### TASK PROMPT
Please repeat all of the lines that follow, exactly as written.

____________________

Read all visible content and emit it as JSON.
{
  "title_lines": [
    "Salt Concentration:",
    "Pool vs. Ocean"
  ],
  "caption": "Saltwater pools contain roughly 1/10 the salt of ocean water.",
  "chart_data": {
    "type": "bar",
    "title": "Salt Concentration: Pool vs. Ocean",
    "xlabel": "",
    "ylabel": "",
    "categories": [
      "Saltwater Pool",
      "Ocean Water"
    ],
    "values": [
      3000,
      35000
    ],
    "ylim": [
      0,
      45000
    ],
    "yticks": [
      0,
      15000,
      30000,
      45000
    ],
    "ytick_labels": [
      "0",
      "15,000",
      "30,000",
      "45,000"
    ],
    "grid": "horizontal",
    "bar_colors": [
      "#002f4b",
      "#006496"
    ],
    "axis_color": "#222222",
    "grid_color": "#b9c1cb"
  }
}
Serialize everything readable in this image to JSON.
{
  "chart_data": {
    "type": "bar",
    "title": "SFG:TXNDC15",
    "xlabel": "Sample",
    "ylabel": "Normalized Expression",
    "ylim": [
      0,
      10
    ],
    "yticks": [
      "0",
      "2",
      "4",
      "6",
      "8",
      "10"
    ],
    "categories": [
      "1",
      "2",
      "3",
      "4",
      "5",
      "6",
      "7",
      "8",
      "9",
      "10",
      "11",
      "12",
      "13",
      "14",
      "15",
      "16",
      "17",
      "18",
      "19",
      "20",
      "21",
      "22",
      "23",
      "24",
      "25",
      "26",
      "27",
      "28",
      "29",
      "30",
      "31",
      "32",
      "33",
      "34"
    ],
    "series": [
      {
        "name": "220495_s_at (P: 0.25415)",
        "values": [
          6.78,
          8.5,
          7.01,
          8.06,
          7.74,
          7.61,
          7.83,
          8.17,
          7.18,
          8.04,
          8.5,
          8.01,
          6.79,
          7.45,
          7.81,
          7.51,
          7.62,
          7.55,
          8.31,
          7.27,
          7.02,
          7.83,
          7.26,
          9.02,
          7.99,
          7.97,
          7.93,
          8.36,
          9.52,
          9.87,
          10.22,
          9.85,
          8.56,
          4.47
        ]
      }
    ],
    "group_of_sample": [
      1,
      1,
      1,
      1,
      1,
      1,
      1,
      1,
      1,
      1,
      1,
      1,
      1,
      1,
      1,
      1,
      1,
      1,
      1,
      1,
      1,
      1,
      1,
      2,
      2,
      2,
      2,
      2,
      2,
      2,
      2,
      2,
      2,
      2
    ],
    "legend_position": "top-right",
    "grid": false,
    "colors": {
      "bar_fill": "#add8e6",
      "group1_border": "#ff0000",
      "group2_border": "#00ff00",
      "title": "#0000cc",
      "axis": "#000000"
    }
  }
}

____________________

### WRITTEN ANSWER
Read all visible content and emit it as JSON.
{
  "title_lines": [
    "Salt Concentration:",
    "Pool vs. Ocean"
  ],
  "caption": "Saltwater pools contain roughly 1/10 the salt of ocean water.",
  "chart_data": {
    "type": "bar",
    "title": "Salt Concentration: Pool vs. Ocean",
    "xlabel": "",
    "ylabel": "",
    "categories": [
      "Saltwater Pool",
      "Ocean Water"
    ],
    "values": [
      3000,
      35000
    ],
    "ylim": [
      0,
      45000
    ],
    "yticks": [
      0,
      15000,
      30000,
      45000
    ],
    "ytick_labels": [
      "0",
      "15,000",
      "30,000",
      "45,000"
    ],
    "grid": "horizontal",
    "bar_colors": [
      "#002f4b",
      "#006496"
    ],
    "axis_color": "#222222",
    "grid_color": "#b9c1cb"
  }
}
Serialize everything readable in this image to JSON.
{
  "chart_data": {
    "type": "bar",
    "title": "SFG:TXNDC15",
    "xlabel": "Sample",
    "ylabel": "Normalized Expression",
    "ylim": [
      0,
      10
    ],
    "yticks": [
      "0",
      "2",
      "4",
      "6",
      "8",
      "10"
    ],
    "categories": [
      "1",
      "2",
      "3",
      "4",
      "5",
      "6",
      "7",
      "8",
      "9",
      "10",
      "11",
      "12",
      "13",
      "14",
      "15",
      "16",
      "17",
      "18",
      "19",
      "20",
      "21",
      "22",
      "23",
      "24",
      "25",
      "26",
      "27",
      "28",
      "29",
      "30",
      "31",
      "32",
      "33",
      "34"
    ],
    "series": [
      {
        "name": "220495_s_at (P: 0.25415)",
        "values": [
          6.78,
          8.5,
          7.01,
          8.06,
          7.74,
          7.61,
          7.83,
          8.17,
          7.18,
          8.04,
          8.5,
          8.01,
          6.79,
          7.45,
          7.81,
          7.51,
          7.62,
          7.55,
          8.31,
          7.27,
          7.02,
          7.83,
          7.26,
          9.02,
          7.99,
          7.97,
          7.93,
          8.36,
          9.52,
          9.87,
          10.22,
          9.85,
          8.56,
          4.47
        ]
      }
    ],
    "group_of_sample": [
      1,
      1,
      1,
      1,
      1,
      1,
      1,
      1,
      1,
      1,
      1,
      1,
      1,
      1,
      1,
      1,
      1,
      1,
      1,
      1,
      1,
      1,
      1,
      2,
      2,
      2,
      2,
      2,
      2,
      2,
      2,
      2,
      2,
      2
    ],
    "legend_position": "top-right",
    "grid": false,
    "colors": {
      "bar_fill": "#add8e6",
      "group1_border": "#ff0000",
      "group2_border": "#00ff00",
      "title": "#0000cc",
      "axis": "#000000"
    }
  }
}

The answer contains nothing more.